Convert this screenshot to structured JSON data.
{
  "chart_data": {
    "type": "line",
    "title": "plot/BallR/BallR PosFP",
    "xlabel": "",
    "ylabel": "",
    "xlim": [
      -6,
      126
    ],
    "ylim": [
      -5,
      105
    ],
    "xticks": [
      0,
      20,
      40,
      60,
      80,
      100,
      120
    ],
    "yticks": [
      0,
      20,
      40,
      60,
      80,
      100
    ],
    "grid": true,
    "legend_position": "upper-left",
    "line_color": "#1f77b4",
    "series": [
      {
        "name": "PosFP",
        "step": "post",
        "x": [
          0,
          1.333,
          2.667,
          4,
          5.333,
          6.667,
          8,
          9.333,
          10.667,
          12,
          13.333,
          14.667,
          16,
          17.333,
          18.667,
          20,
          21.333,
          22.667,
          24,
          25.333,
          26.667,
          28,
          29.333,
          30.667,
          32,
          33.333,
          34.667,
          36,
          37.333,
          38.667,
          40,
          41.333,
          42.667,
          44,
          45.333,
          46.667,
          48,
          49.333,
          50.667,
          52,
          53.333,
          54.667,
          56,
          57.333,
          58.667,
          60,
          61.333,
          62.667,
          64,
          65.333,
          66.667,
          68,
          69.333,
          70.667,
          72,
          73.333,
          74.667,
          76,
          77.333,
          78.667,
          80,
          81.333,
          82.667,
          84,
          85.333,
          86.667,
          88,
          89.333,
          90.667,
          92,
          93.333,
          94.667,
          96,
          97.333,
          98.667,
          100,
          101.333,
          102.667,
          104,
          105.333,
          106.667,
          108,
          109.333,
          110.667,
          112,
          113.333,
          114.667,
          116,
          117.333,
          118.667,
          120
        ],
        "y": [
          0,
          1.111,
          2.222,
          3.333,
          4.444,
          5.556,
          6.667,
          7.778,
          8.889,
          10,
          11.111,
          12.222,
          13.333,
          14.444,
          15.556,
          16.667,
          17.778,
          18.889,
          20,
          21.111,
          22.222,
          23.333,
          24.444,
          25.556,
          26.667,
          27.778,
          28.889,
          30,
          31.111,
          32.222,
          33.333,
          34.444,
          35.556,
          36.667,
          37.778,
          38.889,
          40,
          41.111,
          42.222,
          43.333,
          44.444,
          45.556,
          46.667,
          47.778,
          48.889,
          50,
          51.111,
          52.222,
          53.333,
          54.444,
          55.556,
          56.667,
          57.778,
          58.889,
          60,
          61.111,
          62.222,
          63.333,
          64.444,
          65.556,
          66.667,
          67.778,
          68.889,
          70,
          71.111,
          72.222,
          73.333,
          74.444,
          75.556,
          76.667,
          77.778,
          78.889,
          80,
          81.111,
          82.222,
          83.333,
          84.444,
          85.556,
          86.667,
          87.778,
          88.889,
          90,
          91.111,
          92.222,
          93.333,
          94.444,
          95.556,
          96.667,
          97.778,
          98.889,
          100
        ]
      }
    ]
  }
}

-- What you should do --
Copy out the full material exactly as it appears.

-- Result of the exercise --
Convert this screenshot to structured JSON data.
{
  "chart_data": {
    "type": "line",
    "title": "plot/BallR/BallR PosFP",
    "xlabel": "",
    "ylabel": "",
    "xlim": [
      -6,
      126
    ],
    "ylim": [
      -5,
      105
    ],
    "xticks": [
      0,
      20,
      40,
      60,
      80,
      100,
      120
    ],
    "yticks": [
      0,
      20,
      40,
      60,
      80,
      100
    ],
    "grid": true,
    "legend_position": "upper-left",
    "line_color": "#1f77b4",
    "series": [
      {
        "name": "PosFP",
        "step": "post",
        "x": [
          0,
          1.333,
          2.667,
          4,
          5.333,
          6.667,
          8,
          9.333,
          10.667,
          12,
          13.333,
          14.667,
          16,
          17.333,
          18.667,
          20,
          21.333,
          22.667,
          24,
          25.333,
          26.667,
          28,
          29.333,
          30.667,
          32,
          33.333,
          34.667,
          36,
          37.333,
          38.667,
          40,
          41.333,
          42.667,
          44,
          45.333,
          46.667,
          48,
          49.333,
          50.667,
          52,
          53.333,
          54.667,
          56,
          57.333,
          58.667,
          60,
          61.333,
          62.667,
          64,
          65.333,
          66.667,
          68,
          69.333,
          70.667,
          72,
          73.333,
          74.667,
          76,
          77.333,
          78.667,
          80,
          81.333,
          82.667,
          84,
          85.333,
          86.667,
          88,
          89.333,
          90.667,
          92,
          93.333,
          94.667,
          96,
          97.333,
          98.667,
          100,
          101.333,
          102.667,
          104,
          105.333,
          106.667,
          108,
          109.333,
          110.667,
          112,
          113.333,
          114.667,
          116,
          117.333,
          118.667,
          120
        ],
        "y": [
          0,
          1.111,
          2.222,
          3.333,
          4.444,
          5.556,
          6.667,
          7.778,
          8.889,
          10,
          11.111,
          12.222,
          13.333,
          14.444,
          15.556,
          16.667,
          17.778,
          18.889,
          20,
          21.111,
          22.222,
          23.333,
          24.444,
          25.556,
          26.667,
          27.778,
          28.889,
          30,
          31.111,
          32.222,
          33.333,
          34.444,
          35.556,
          36.667,
          37.778,
          38.889,
          40,
          41.111,
          42.222,
          43.333,
          44.444,
          45.556,
          46.667,
          47.778,
          48.889,
          50,
          51.111,
          52.222,
          53.333,
          54.444,
          55.556,
          56.667,
          57.778,
          58.889,
          60,
          61.111,
          62.222,
          63.333,
          64.444,
          65.556,
          66.667,
          67.778,
          68.889,
          70,
          71.111,
          72.222,
          73.333,
          74.444,
          75.556,
          76.667,
          77.778,
          78.889,
          80,
          81.111,
          82.222,
          83.333,
          84.444,
          85.556,
          86.667,
          87.778,
          88.889,
          90,
          91.111,
          92.222,
          93.333,
          94.444,
          95.556,
          96.667,
          97.778,
          98.889,
          100
        ]
      }
    ]
  }
}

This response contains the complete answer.